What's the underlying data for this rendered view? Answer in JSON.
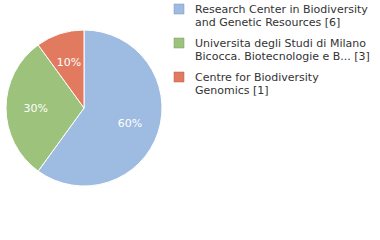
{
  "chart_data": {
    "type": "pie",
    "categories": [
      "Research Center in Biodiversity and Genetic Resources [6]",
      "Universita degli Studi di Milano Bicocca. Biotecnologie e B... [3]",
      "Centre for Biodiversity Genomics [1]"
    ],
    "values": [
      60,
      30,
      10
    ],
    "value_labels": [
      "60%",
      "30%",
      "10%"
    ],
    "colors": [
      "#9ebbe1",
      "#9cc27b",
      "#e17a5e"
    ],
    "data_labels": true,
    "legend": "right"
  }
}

## Exercise objective
Give back the whole of the material exactly, with the pictures removed.

## Response area
What's the underlying data for this rendered view? Answer in JSON.
{
  "chart_data": {
    "type": "pie",
    "categories": [
      "Research Center in Biodiversity and Genetic Resources [6]",
      "Universita degli Studi di Milano Bicocca. Biotecnologie e B... [3]",
      "Centre for Biodiversity Genomics [1]"
    ],
    "values": [
      60,
      30,
      10
    ],
    "value_labels": [
      "60%",
      "30%",
      "10%"
    ],
    "colors": [
      "#9ebbe1",
      "#9cc27b",
      "#e17a5e"
    ],
    "data_labels": true,
    "legend": "right"
  }
}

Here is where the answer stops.